#### SOURCE EXTRACT:

^^^^

Tuesday, 19 January 2010

Style Time Dies...

   ... say hello to Mode Parade

   This is a minor metamorphosis

Monday, 18 January 2010

Relaxed Suiting

The Fifth Earl of Lichfield, Thomas Patrick John Anson, via LIFE Magazine

   Men who want to leave the suit behind when their day is done at the coalface are shortchanging themselves. Learning to adapt and procure suits for occasions and for pleasure is merely another aspect of the fun that comes with sharpening one's image. And that suits-with-trainers lark only ever worked for downtown New York New Wavers and David Tennant

   There are other options, you know:

YSL, circa 1969

Also from LIFE, The Beatles take Japan. And Lennon probably didn't need to ask anyone if it was acceptable to sport a muted pink suit

Etro, via the NY Times; the label has entirely defined itself through uncompromising flamboyance, sharp cuts and playful patterning

Etro for summer. There's only one element I'd not wear

The post-colonial African hipster look revived for the NY Times. Suits by Viktor & Rolf (l) and Dries Van Noten (r)

^^^^

#### GIVEN INFORMATION:
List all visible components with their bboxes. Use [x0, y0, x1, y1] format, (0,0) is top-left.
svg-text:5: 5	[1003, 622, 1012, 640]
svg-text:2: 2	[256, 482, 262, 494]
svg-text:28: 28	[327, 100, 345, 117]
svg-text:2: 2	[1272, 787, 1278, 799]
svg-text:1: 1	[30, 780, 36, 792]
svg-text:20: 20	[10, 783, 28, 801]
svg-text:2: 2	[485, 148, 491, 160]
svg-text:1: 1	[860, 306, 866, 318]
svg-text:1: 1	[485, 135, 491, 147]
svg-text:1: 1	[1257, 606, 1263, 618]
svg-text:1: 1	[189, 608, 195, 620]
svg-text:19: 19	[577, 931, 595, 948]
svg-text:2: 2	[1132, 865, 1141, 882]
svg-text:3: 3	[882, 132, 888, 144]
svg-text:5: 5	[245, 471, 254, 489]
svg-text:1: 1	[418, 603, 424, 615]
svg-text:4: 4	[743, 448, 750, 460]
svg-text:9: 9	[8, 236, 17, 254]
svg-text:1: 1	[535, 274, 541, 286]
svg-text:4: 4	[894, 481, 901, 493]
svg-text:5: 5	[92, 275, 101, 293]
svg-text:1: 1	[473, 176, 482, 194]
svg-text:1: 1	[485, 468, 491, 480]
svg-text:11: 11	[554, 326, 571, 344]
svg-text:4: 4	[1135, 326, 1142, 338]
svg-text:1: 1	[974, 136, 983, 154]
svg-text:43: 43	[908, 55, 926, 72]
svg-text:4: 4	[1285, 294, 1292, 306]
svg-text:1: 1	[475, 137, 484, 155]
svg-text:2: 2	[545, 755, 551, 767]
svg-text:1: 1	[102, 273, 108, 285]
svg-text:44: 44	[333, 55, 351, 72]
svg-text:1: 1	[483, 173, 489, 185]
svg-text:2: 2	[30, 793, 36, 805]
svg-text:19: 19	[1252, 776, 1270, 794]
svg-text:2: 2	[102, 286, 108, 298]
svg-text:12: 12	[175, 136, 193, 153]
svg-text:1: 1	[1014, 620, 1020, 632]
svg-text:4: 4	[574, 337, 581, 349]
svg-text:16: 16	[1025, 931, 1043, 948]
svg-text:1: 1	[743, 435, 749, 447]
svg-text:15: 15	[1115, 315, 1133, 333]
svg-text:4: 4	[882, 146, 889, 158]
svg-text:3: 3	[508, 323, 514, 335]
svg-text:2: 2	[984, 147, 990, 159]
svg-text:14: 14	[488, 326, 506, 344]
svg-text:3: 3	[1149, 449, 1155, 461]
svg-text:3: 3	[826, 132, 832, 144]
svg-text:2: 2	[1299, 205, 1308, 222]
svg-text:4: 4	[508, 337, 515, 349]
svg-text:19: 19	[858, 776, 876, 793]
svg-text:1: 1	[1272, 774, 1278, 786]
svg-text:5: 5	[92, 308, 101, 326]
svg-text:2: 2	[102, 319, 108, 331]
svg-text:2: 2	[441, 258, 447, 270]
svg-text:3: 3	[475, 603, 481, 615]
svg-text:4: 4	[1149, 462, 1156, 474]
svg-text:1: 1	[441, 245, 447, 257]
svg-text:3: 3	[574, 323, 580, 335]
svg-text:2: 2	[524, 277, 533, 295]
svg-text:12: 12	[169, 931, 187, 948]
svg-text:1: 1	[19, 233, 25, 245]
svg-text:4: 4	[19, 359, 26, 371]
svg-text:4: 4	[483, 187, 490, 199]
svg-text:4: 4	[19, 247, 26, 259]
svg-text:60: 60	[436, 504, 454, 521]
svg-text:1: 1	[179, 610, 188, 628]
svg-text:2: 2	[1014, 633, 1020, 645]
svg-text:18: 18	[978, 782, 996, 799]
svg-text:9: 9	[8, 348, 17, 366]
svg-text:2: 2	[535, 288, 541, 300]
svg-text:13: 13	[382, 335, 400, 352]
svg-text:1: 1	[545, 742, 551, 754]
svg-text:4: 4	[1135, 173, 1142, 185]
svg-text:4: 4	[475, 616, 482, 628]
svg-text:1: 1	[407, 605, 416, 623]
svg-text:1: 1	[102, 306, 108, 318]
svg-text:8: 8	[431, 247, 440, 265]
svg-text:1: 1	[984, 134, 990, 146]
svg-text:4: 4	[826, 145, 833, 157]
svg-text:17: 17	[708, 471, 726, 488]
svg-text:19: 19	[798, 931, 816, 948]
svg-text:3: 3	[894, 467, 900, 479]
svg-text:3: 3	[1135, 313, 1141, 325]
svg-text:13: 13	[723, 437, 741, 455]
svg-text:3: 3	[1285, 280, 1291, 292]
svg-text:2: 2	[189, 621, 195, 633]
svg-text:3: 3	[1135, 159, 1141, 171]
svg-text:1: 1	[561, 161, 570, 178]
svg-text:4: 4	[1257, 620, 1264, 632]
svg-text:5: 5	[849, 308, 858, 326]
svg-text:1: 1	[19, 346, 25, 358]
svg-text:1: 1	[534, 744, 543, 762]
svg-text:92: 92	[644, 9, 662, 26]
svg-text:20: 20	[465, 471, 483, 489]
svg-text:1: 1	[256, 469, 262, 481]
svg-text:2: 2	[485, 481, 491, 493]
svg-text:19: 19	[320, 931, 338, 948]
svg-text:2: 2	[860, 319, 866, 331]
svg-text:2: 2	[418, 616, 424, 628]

^^^^

#### EXERCISE INSTRUCTIONS:
[1] Copy the blog post on relaxed suiting word for word, from "Also from LIFE, The" up to and including "Van Noten (r)".
[2] According to the blog post on relaxed suiting, why are men who drop the suit after work shortchanging themselves?
[3] In the blog post on relaxed suiting, which labels made the suits in the revived post-colonial African hipster look?
The data has no connection to the blog post on relaxed suiting.

#### LIST OF SOLUTIONS:
[1]
Also from LIFE, The Beatles take Japan. And Lennon probably didn't need to ask anyone if it was acceptable to sport a muted pink suit

Etro, via the NY Times; the label has entirely defined itself through uncompromising flamboyance, sharp cuts and playful patterning

Etro for summer. There's only one element I'd not wear

The post-colonial African hipster look revived for the NY Times. Suits by Viktor & Rolf (l) and Dries Van Noten (r)

[2] Learning to adapt suits and get them for occasions and for pleasure is another part of the fun of sharpening one's image. Men who leave the suit behind miss out on that.

[3] Viktor & Rolf and Dries Van Noten.